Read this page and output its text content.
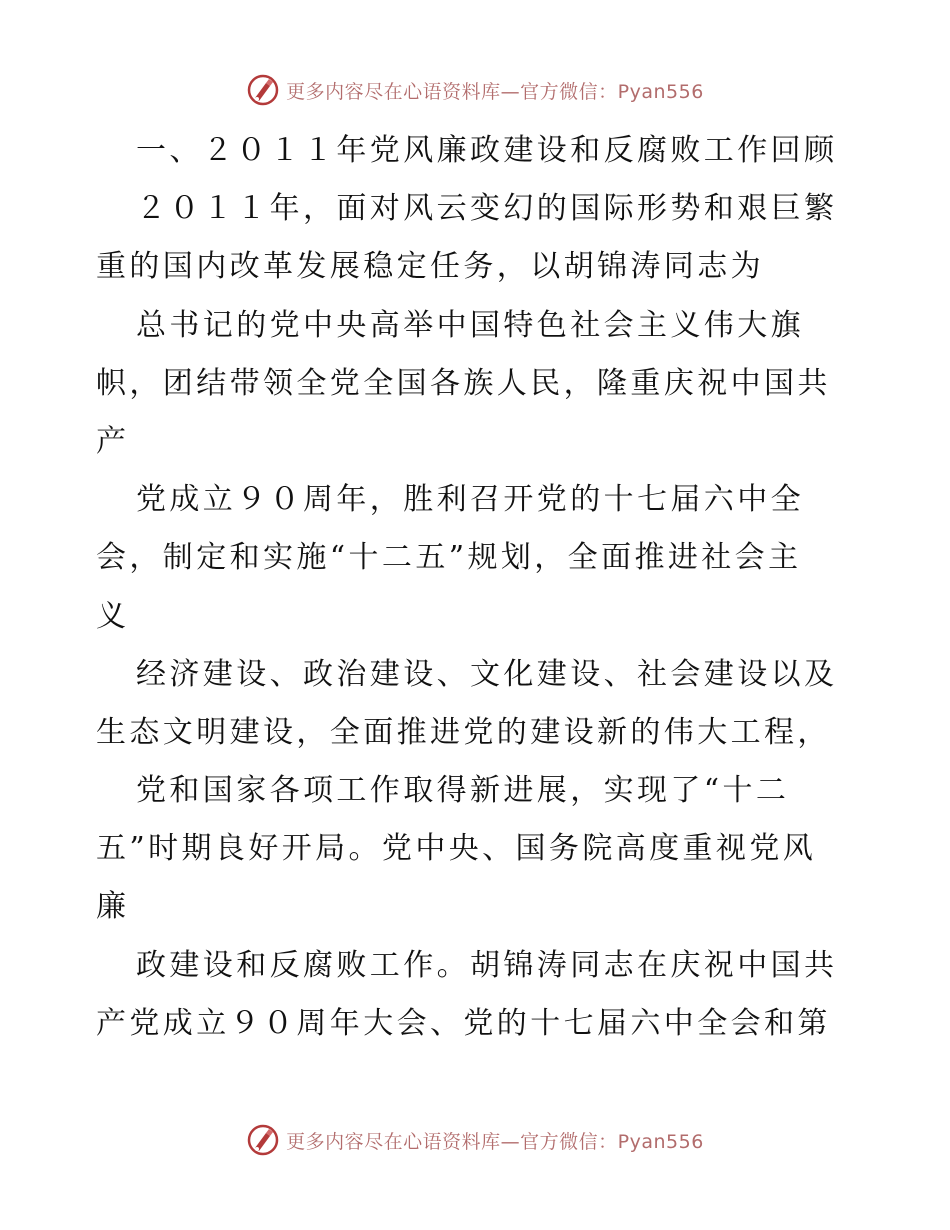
更多内容尽在心语资料库—官方微信：Pyan556
一、２０１１年党风廉政建设和反腐败工作回顾
２０１１年，面对风云变幻的国际形势和艰巨繁
重的国内改革发展稳定任务，以胡锦涛同志为
总书记的党中央高举中国特色社会主义伟大旗
帜，团结带领全党全国各族人民，隆重庆祝中国共
产
党成立９０周年，胜利召开党的十七届六中全
会，制定和实施“十二五”规划，全面推进社会主
义
经济建设、政治建设、文化建设、社会建设以及
生态文明建设，全面推进党的建设新的伟大工程，
党和国家各项工作取得新进展，实现了“十二
五”时期良好开局。党中央、国务院高度重视党风
廉
政建设和反腐败工作。胡锦涛同志在庆祝中国共
产党成立９０周年大会、党的十七届六中全会和第
更多内容尽在心语资料库—官方微信：Pyan556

▸ **What you have to do**
Leave the pictures out and copy the rest of the data exactly.

▸ **Written solution**
Read this page and output its text content.
更多内容尽在心语资料库—官方微信：Pyan556
一、２０１１年党风廉政建设和反腐败工作回顾
２０１１年，面对风云变幻的国际形势和艰巨繁
重的国内改革发展稳定任务，以胡锦涛同志为
总书记的党中央高举中国特色社会主义伟大旗
帜，团结带领全党全国各族人民，隆重庆祝中国共
产
党成立９０周年，胜利召开党的十七届六中全
会，制定和实施“十二五”规划，全面推进社会主
义
经济建设、政治建设、文化建设、社会建设以及
生态文明建设，全面推进党的建设新的伟大工程，
党和国家各项工作取得新进展，实现了“十二
五”时期良好开局。党中央、国务院高度重视党风
廉
政建设和反腐败工作。胡锦涛同志在庆祝中国共
产党成立９０周年大会、党的十七届六中全会和第
更多内容尽在心语资料库—官方微信：Pyan556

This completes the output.